### Challenge
Provide only the number of lines in the records below that include "hours".
--- BEGIN Data lines ---
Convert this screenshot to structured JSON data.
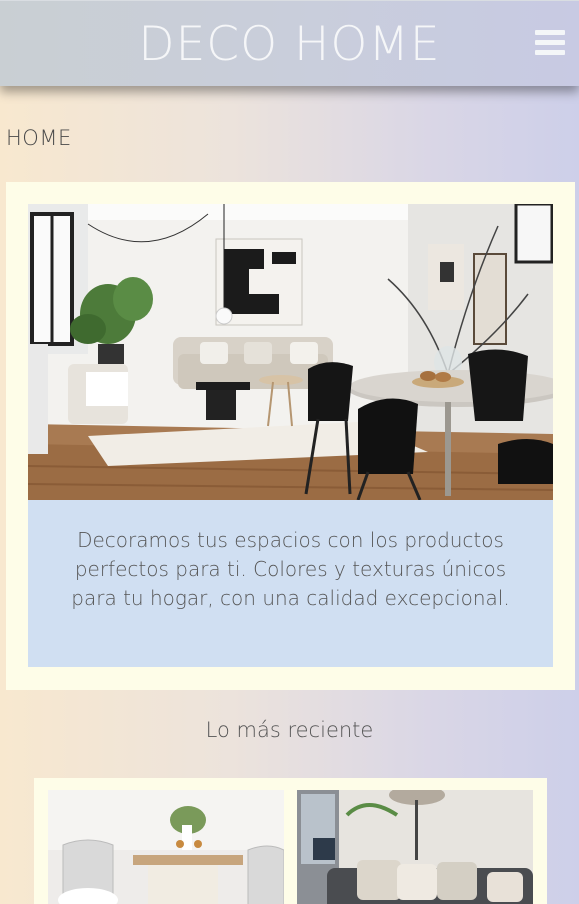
{
  "header": {
    "logo": "DECO HOME",
    "menu_icon": "hamburger-menu-icon"
  },
  "breadcrumb": "HOME",
  "hero": {
    "image_desc": "living-room-photo",
    "text": "Decoramos tus espacios con los productos perfectos para ti. Colores y texturas únicos para tu hogar, con una calidad excepcional."
  },
  "latest": {
    "title": "Lo más reciente",
    "items": [
      {
        "image": "dining-table-photo"
      },
      {
        "image": "sofa-photo"
      }
    ]
  },
  "colors": {
    "hero_card_bg": "#fefde8",
    "text_box_bg": "#d0dff2"
  }
}
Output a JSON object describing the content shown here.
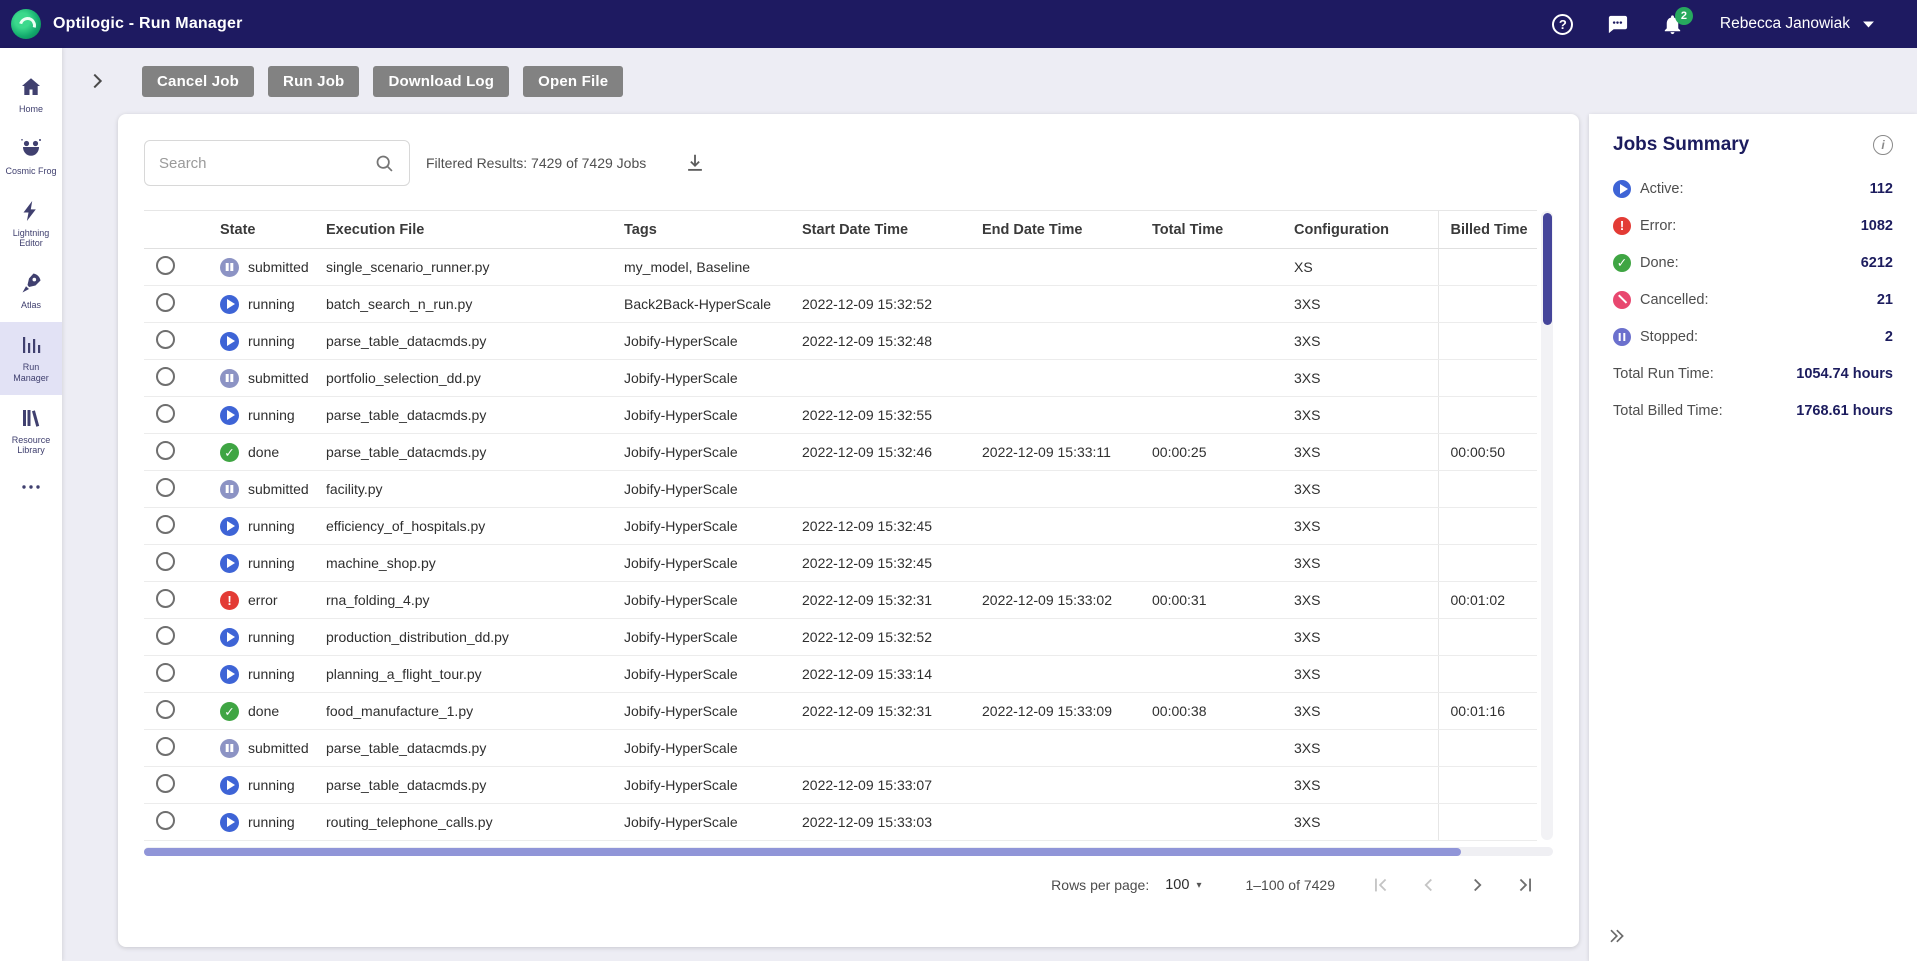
{
  "topbar": {
    "title": "Optilogic - Run Manager",
    "user_name": "Rebecca Janowiak",
    "notification_count": "2"
  },
  "icons": {
    "logo": "optilogic-swirl",
    "help": "question-mark-circle",
    "chat": "speech-bubble-dots",
    "notifications": "bell",
    "user_caret": "chevron-down",
    "search": "magnifier",
    "download": "download-arrow",
    "expand_panel": "chevron-right",
    "collapse_panel": "chevron-double-right",
    "info": "i-circle",
    "pagination": [
      "first-page",
      "previous-page",
      "next-page",
      "last-page"
    ]
  },
  "sidebar": {
    "items": [
      {
        "label": "Home",
        "icon": "home-icon",
        "selected": false
      },
      {
        "label": "Cosmic Frog",
        "icon": "frog-icon",
        "selected": false
      },
      {
        "label": "Lightning Editor",
        "icon": "lightning-icon",
        "selected": false
      },
      {
        "label": "Atlas",
        "icon": "rocket-icon",
        "selected": false
      },
      {
        "label": "Run Manager",
        "icon": "bar-chart-icon",
        "selected": true
      },
      {
        "label": "Resource Library",
        "icon": "books-icon",
        "selected": false
      }
    ],
    "more": "more-ellipsis-icon"
  },
  "toolbar": {
    "buttons": [
      "Cancel Job",
      "Run Job",
      "Download Log",
      "Open File"
    ]
  },
  "search": {
    "placeholder": "Search",
    "value": ""
  },
  "filtered_results": "Filtered Results: 7429 of 7429 Jobs",
  "table": {
    "columns": [
      "State",
      "Execution File",
      "Tags",
      "Start Date Time",
      "End Date Time",
      "Total Time",
      "Configuration",
      "Billed Time"
    ],
    "rows": [
      {
        "state_key": "submitted",
        "state_label": "submitted",
        "file": "single_scenario_runner.py",
        "tags": "my_model, Baseline",
        "start": "",
        "end": "",
        "total": "",
        "config": "XS",
        "billed": ""
      },
      {
        "state_key": "running",
        "state_label": "running",
        "file": "batch_search_n_run.py",
        "tags": "Back2Back-HyperScale",
        "start": "2022-12-09 15:32:52",
        "end": "",
        "total": "",
        "config": "3XS",
        "billed": ""
      },
      {
        "state_key": "running",
        "state_label": "running",
        "file": "parse_table_datacmds.py",
        "tags": "Jobify-HyperScale",
        "start": "2022-12-09 15:32:48",
        "end": "",
        "total": "",
        "config": "3XS",
        "billed": ""
      },
      {
        "state_key": "submitted",
        "state_label": "submitted",
        "file": "portfolio_selection_dd.py",
        "tags": "Jobify-HyperScale",
        "start": "",
        "end": "",
        "total": "",
        "config": "3XS",
        "billed": ""
      },
      {
        "state_key": "running",
        "state_label": "running",
        "file": "parse_table_datacmds.py",
        "tags": "Jobify-HyperScale",
        "start": "2022-12-09 15:32:55",
        "end": "",
        "total": "",
        "config": "3XS",
        "billed": ""
      },
      {
        "state_key": "done",
        "state_label": "done",
        "file": "parse_table_datacmds.py",
        "tags": "Jobify-HyperScale",
        "start": "2022-12-09 15:32:46",
        "end": "2022-12-09 15:33:11",
        "total": "00:00:25",
        "config": "3XS",
        "billed": "00:00:50"
      },
      {
        "state_key": "submitted",
        "state_label": "submitted",
        "file": "facility.py",
        "tags": "Jobify-HyperScale",
        "start": "",
        "end": "",
        "total": "",
        "config": "3XS",
        "billed": ""
      },
      {
        "state_key": "running",
        "state_label": "running",
        "file": "efficiency_of_hospitals.py",
        "tags": "Jobify-HyperScale",
        "start": "2022-12-09 15:32:45",
        "end": "",
        "total": "",
        "config": "3XS",
        "billed": ""
      },
      {
        "state_key": "running",
        "state_label": "running",
        "file": "machine_shop.py",
        "tags": "Jobify-HyperScale",
        "start": "2022-12-09 15:32:45",
        "end": "",
        "total": "",
        "config": "3XS",
        "billed": ""
      },
      {
        "state_key": "error",
        "state_label": "error",
        "file": "rna_folding_4.py",
        "tags": "Jobify-HyperScale",
        "start": "2022-12-09 15:32:31",
        "end": "2022-12-09 15:33:02",
        "total": "00:00:31",
        "config": "3XS",
        "billed": "00:01:02"
      },
      {
        "state_key": "running",
        "state_label": "running",
        "file": "production_distribution_dd.py",
        "tags": "Jobify-HyperScale",
        "start": "2022-12-09 15:32:52",
        "end": "",
        "total": "",
        "config": "3XS",
        "billed": ""
      },
      {
        "state_key": "running",
        "state_label": "running",
        "file": "planning_a_flight_tour.py",
        "tags": "Jobify-HyperScale",
        "start": "2022-12-09 15:33:14",
        "end": "",
        "total": "",
        "config": "3XS",
        "billed": ""
      },
      {
        "state_key": "done",
        "state_label": "done",
        "file": "food_manufacture_1.py",
        "tags": "Jobify-HyperScale",
        "start": "2022-12-09 15:32:31",
        "end": "2022-12-09 15:33:09",
        "total": "00:00:38",
        "config": "3XS",
        "billed": "00:01:16"
      },
      {
        "state_key": "submitted",
        "state_label": "submitted",
        "file": "parse_table_datacmds.py",
        "tags": "Jobify-HyperScale",
        "start": "",
        "end": "",
        "total": "",
        "config": "3XS",
        "billed": ""
      },
      {
        "state_key": "running",
        "state_label": "running",
        "file": "parse_table_datacmds.py",
        "tags": "Jobify-HyperScale",
        "start": "2022-12-09 15:33:07",
        "end": "",
        "total": "",
        "config": "3XS",
        "billed": ""
      },
      {
        "state_key": "running",
        "state_label": "running",
        "file": "routing_telephone_calls.py",
        "tags": "Jobify-HyperScale",
        "start": "2022-12-09 15:33:03",
        "end": "",
        "total": "",
        "config": "3XS",
        "billed": ""
      }
    ]
  },
  "pagination": {
    "rows_per_page_label": "Rows per page:",
    "rows_per_page_value": "100",
    "range_label": "1–100 of 7429"
  },
  "summary": {
    "title": "Jobs Summary",
    "items": [
      {
        "label": "Active:",
        "value": "112",
        "icon": "running"
      },
      {
        "label": "Error:",
        "value": "1082",
        "icon": "error"
      },
      {
        "label": "Done:",
        "value": "6212",
        "icon": "done"
      },
      {
        "label": "Cancelled:",
        "value": "21",
        "icon": "cancelled"
      },
      {
        "label": "Stopped:",
        "value": "2",
        "icon": "stopped"
      }
    ],
    "totals": [
      {
        "label": "Total Run Time:",
        "value": "1054.74 hours"
      },
      {
        "label": "Total Billed Time:",
        "value": "1768.61 hours"
      }
    ]
  },
  "colors": {
    "brand_navy": "#1e1a61",
    "accent_lavender": "#e2e2f5",
    "status_submitted": "#8c93c4",
    "status_running": "#3e64d6",
    "status_done": "#3fa543",
    "status_error": "#e33b35",
    "status_cancelled": "#e8476f",
    "status_stopped": "#6b70cd",
    "badge_green": "#27a95e"
  }
}
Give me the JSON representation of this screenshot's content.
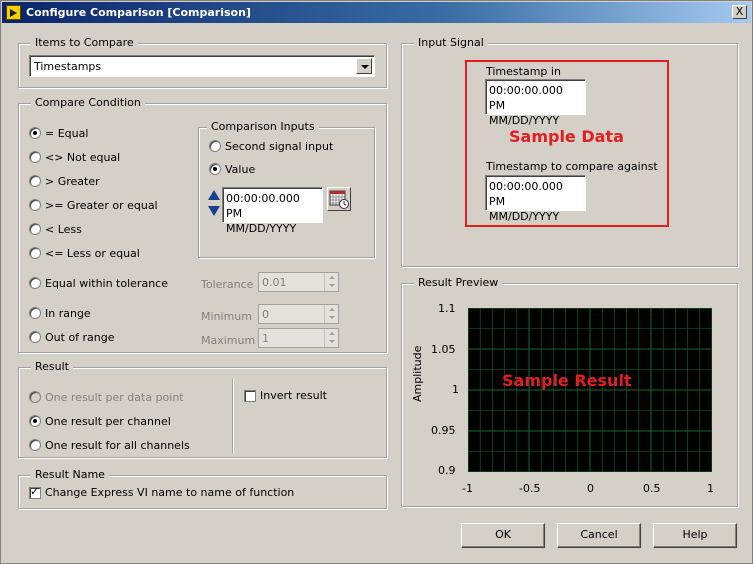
{
  "window": {
    "title": "Configure Comparison [Comparison]",
    "close_label": "X"
  },
  "items_to_compare": {
    "title": "Items to Compare",
    "selected": "Timestamps"
  },
  "compare_condition": {
    "title": "Compare Condition",
    "options": [
      {
        "label": "= Equal",
        "selected": true
      },
      {
        "label": "<> Not equal",
        "selected": false
      },
      {
        "label": "> Greater",
        "selected": false
      },
      {
        "label": ">= Greater or equal",
        "selected": false
      },
      {
        "label": "< Less",
        "selected": false
      },
      {
        "label": "<= Less or equal",
        "selected": false
      },
      {
        "label": "Equal within tolerance",
        "selected": false
      },
      {
        "label": "In range",
        "selected": false
      },
      {
        "label": "Out of range",
        "selected": false
      }
    ],
    "tolerance": {
      "label": "Tolerance",
      "value": "0.01"
    },
    "minimum": {
      "label": "Minimum",
      "value": "0"
    },
    "maximum": {
      "label": "Maximum",
      "value": "1"
    }
  },
  "comparison_inputs": {
    "title": "Comparison Inputs",
    "second_signal_label": "Second signal input",
    "value_label": "Value",
    "value_selected": true,
    "timestamp_time": "00:00:00.000 PM",
    "timestamp_date": "MM/DD/YYYY"
  },
  "result": {
    "title": "Result",
    "options": [
      {
        "label": "One result per data point",
        "selected": false,
        "disabled": true
      },
      {
        "label": "One result per channel",
        "selected": true,
        "disabled": false
      },
      {
        "label": "One result for all channels",
        "selected": false,
        "disabled": false
      }
    ],
    "invert_label": "Invert result",
    "invert_checked": false
  },
  "result_name": {
    "title": "Result Name",
    "change_name_label": "Change Express VI name to name of function",
    "change_name_checked": true
  },
  "input_signal": {
    "title": "Input Signal",
    "timestamp_in_label": "Timestamp in",
    "timestamp_in_time": "00:00:00.000 PM",
    "timestamp_in_date": "MM/DD/YYYY",
    "sample_data_label": "Sample Data",
    "compare_against_label": "Timestamp to compare against",
    "compare_time": "00:00:00.000 PM",
    "compare_date": "MM/DD/YYYY"
  },
  "result_preview": {
    "title": "Result Preview",
    "sample_result_label": "Sample Result"
  },
  "chart_data": {
    "type": "line",
    "title": "",
    "xlabel": "",
    "ylabel": "Amplitude",
    "xlim": [
      -1,
      1
    ],
    "ylim": [
      0.9,
      1.1
    ],
    "x_ticks": [
      "-1",
      "-0.5",
      "0",
      "0.5",
      "1"
    ],
    "y_ticks": [
      "1.1",
      "1.05",
      "1",
      "0.95",
      "0.9"
    ],
    "grid": true,
    "background": "#000000",
    "grid_color": "#0f6a2a",
    "series": []
  },
  "buttons": {
    "ok": "OK",
    "cancel": "Cancel",
    "help": "Help"
  },
  "colors": {
    "accent_red": "#e02020",
    "dialog_bg": "#d4d0c8"
  }
}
--- END Data lines ---
### Output for this task
2